Hunt for the word "Дханоа" across the entries below, copying each line that holds it.

[Dataset rows]
^^^^^^^^^^^^^^^^
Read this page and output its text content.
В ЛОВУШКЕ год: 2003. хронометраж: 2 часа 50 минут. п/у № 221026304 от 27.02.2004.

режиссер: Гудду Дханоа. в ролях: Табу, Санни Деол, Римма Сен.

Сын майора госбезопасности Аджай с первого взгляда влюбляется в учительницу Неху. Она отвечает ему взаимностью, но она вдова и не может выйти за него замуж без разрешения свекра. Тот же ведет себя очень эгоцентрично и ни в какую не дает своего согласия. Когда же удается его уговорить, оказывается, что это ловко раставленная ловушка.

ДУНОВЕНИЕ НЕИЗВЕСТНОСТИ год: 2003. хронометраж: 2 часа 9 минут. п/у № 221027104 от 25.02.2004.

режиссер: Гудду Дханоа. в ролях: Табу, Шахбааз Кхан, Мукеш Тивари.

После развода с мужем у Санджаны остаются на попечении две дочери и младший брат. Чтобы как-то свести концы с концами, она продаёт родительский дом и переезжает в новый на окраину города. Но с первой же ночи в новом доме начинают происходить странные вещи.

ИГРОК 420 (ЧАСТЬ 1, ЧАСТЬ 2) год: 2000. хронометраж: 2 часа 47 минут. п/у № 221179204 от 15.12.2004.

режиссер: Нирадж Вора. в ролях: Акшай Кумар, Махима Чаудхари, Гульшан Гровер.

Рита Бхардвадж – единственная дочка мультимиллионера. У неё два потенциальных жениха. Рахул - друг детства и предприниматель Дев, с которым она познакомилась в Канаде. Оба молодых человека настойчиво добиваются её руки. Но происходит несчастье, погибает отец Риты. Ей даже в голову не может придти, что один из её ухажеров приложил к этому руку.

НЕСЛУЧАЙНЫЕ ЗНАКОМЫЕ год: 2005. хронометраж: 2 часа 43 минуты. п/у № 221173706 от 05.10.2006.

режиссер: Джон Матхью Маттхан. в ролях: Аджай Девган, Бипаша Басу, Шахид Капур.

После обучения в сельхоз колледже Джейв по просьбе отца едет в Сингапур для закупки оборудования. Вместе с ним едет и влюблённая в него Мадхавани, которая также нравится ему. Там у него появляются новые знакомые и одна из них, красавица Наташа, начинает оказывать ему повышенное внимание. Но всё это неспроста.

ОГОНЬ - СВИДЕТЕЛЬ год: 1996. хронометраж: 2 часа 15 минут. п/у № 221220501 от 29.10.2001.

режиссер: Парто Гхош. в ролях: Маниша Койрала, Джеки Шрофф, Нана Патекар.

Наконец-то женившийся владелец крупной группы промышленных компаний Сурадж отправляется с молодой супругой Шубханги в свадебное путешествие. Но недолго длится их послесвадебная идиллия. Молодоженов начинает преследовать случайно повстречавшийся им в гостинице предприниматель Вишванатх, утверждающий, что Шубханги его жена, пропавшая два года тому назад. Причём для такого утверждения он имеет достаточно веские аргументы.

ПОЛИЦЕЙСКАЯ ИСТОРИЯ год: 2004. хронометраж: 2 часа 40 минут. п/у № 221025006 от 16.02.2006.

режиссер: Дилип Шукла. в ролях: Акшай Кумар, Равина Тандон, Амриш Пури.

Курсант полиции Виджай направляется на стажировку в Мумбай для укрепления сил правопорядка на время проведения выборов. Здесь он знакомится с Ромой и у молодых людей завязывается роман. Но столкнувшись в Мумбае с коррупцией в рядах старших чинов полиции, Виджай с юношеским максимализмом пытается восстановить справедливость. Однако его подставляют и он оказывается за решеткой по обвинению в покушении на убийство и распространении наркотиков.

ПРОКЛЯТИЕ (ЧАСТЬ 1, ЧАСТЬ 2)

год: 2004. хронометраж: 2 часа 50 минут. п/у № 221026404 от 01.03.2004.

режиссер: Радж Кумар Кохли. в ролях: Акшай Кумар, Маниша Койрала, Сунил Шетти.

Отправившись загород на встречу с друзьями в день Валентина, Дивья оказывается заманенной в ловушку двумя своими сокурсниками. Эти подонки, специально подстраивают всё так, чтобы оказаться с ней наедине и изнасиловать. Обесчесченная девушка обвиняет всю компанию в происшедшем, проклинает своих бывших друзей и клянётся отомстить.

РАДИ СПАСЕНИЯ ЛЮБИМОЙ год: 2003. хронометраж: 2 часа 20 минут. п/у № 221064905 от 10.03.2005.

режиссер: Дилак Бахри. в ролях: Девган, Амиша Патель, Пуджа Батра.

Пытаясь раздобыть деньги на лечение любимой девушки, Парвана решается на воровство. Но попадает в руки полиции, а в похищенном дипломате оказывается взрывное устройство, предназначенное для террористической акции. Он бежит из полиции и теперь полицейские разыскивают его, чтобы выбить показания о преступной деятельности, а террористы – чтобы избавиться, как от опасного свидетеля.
^^^^^^^^^^^^^^^^
Exercise response
режиссер: Гудду Дханоа. в ролях: Табу, Санни Деол, Римма Сен.
режиссер: Гудду Дханоа. в ролях: Табу, Шахбааз Кхан, Мукеш Тивари.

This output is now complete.